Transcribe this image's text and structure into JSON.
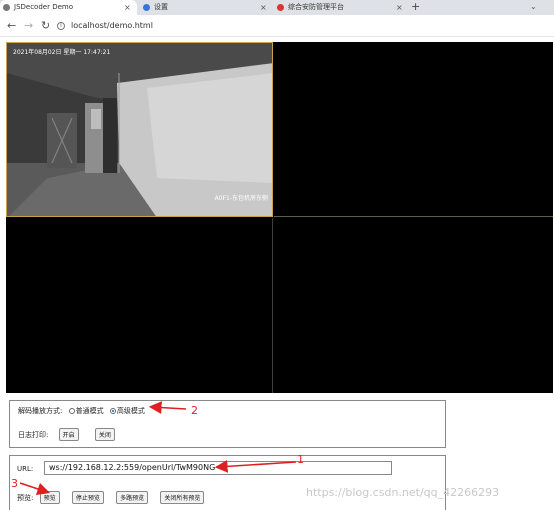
{
  "browser": {
    "tabs": [
      {
        "title": "JSDecoder Demo",
        "active": true
      },
      {
        "title": "设置",
        "active": false
      },
      {
        "title": "综合安防管理平台",
        "active": false
      }
    ],
    "close_glyph": "×",
    "new_tab_glyph": "+",
    "url": "localhost/demo.html",
    "window_control_glyph": "⌄"
  },
  "player": {
    "osd_time": "2021年08月02日 星期一 17:47:21",
    "osd_name": "A0F1-东包机房东侧"
  },
  "controls": {
    "decode_label": "解码播放方式:",
    "mode_normal": "普通模式",
    "mode_advanced": "高级模式",
    "selected_mode": "advanced",
    "log_label": "日志打印:",
    "log_on": "开启",
    "log_off": "关闭"
  },
  "preview": {
    "url_label": "URL:",
    "url_value": "ws://192.168.12.2:559/openUrl/TwM90NG",
    "preview_label": "预览:",
    "btn_preview": "预览",
    "btn_stop": "停止预览",
    "btn_multi": "多路预览",
    "btn_close_all": "关闭所有预览"
  },
  "annotations": {
    "a1": "1",
    "a2": "2",
    "a3": "3"
  },
  "watermark": "https://blog.csdn.net/qq_42266293",
  "colors": {
    "arrow": "#e02020",
    "accent": "#1a5cd6",
    "pane_border": "#c8a44a"
  }
}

# Exercise aim
Strip the images and reproduce the remaining records precisely.

# Full output
Transcribe this image's text and structure into JSON.
{
  "browser": {
    "tabs": [
      {
        "title": "JSDecoder Demo",
        "active": true
      },
      {
        "title": "设置",
        "active": false
      },
      {
        "title": "综合安防管理平台",
        "active": false
      }
    ],
    "close_glyph": "×",
    "new_tab_glyph": "+",
    "url": "localhost/demo.html",
    "window_control_glyph": "⌄"
  },
  "player": {
    "osd_time": "2021年08月02日 星期一 17:47:21",
    "osd_name": "A0F1-东包机房东侧"
  },
  "controls": {
    "decode_label": "解码播放方式:",
    "mode_normal": "普通模式",
    "mode_advanced": "高级模式",
    "selected_mode": "advanced",
    "log_label": "日志打印:",
    "log_on": "开启",
    "log_off": "关闭"
  },
  "preview": {
    "url_label": "URL:",
    "url_value": "ws://192.168.12.2:559/openUrl/TwM90NG",
    "preview_label": "预览:",
    "btn_preview": "预览",
    "btn_stop": "停止预览",
    "btn_multi": "多路预览",
    "btn_close_all": "关闭所有预览"
  },
  "annotations": {
    "a1": "1",
    "a2": "2",
    "a3": "3"
  },
  "watermark": "https://blog.csdn.net/qq_42266293",
  "colors": {
    "arrow": "#e02020",
    "accent": "#1a5cd6",
    "pane_border": "#c8a44a"
  }
}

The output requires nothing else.